_TASK REQUIREMENTS_
From the listing below, pull out the lines that hold "пересечение".

_DATA TO USE_
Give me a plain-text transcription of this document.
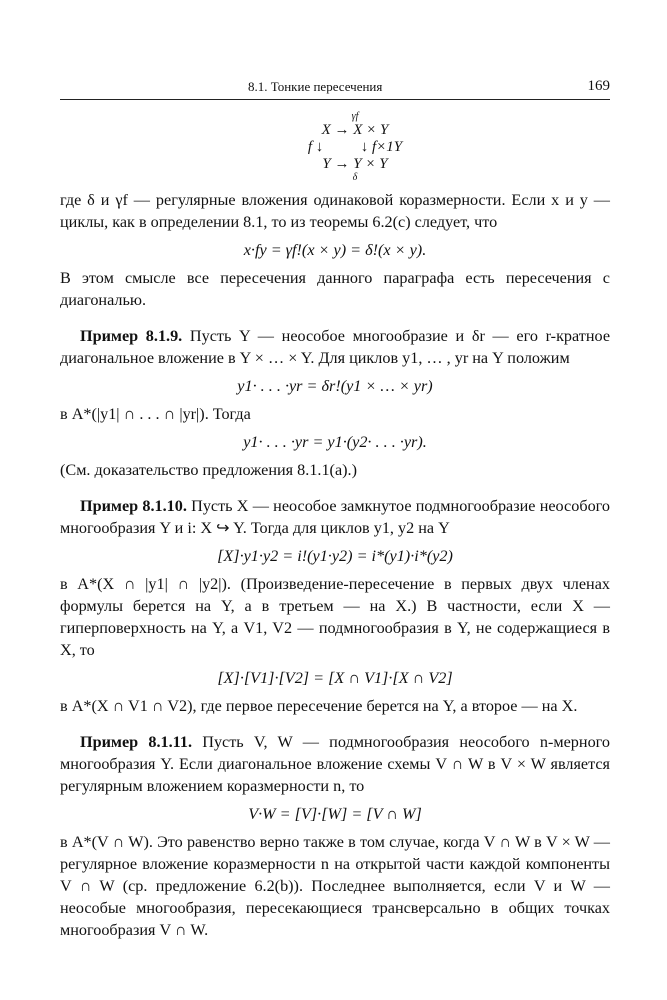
8.1. Тонкие пересечения	169
γf
X → X × Y
f ↓          ↓ f×1Y
Y → Y × Y
δ

где δ и γf — регулярные вложения одинаковой коразмерности. Если x и y — циклы, как в определении 8.1, то из теоремы 6.2(c) следует, что

x·fy = γf!(x × y) = δ!(x × y).

В этом смысле все пересечения данного параграфа есть пересечения с диагональю.

Пример 8.1.9. Пусть Y — неособое многообразие и δr — его r-кратное диагональное вложение в Y × … × Y. Для циклов y1, … , yr на Y положим

y1· . . . ·yr = δr!(y1 × … × yr)

в A*(|y1| ∩ . . . ∩ |yr|). Тогда

y1· . . . ·yr = y1·(y2· . . . ·yr).

(См. доказательство предложения 8.1.1(a).)

Пример 8.1.10. Пусть X — неособое замкнутое подмногообразие неособого многообразия Y и i: X ↪ Y. Тогда для циклов y1, y2 на Y

[X]·y1·y2 = i!(y1·y2) = i*(y1)·i*(y2)

в A*(X ∩ |y1| ∩ |y2|). (Произведение-пересечение в первых двух членах формулы берется на Y, а в третьем — на X.) В частности, если X — гиперповерхность на Y, а V1, V2 — подмногообразия в Y, не содержащиеся в X, то

[X]·[V1]·[V2] = [X ∩ V1]·[X ∩ V2]

в A*(X ∩ V1 ∩ V2), где первое пересечение берется на Y, а второе — на X.

Пример 8.1.11. Пусть V, W — подмногообразия неособого n-мерного многообразия Y. Если диагональное вложение схемы V ∩ W в V × W является регулярным вложением коразмерности n, то

V·W = [V]·[W] = [V ∩ W]

в A*(V ∩ W). Это равенство верно также в том случае, когда V ∩ W в V × W — регулярное вложение коразмерности n на открытой части каждой компоненты V ∩ W (ср. предложение 6.2(b)). Последнее выполняется, если V и W — неособые многообразия, пересекающиеся трансверсально в общих точках многообразия V ∩ W.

_RESULT_
в A*(X ∩ |y1| ∩ |y2|). (Произведение-пересечение в первых двух членах формулы берется на Y, а в третьем — на X.) В частности, если X — гиперповерхность на Y, а V1, V2 — подмногообразия в Y, не содержащиеся в X, то
в A*(X ∩ V1 ∩ V2), где первое пересечение берется на Y, а второе — на X.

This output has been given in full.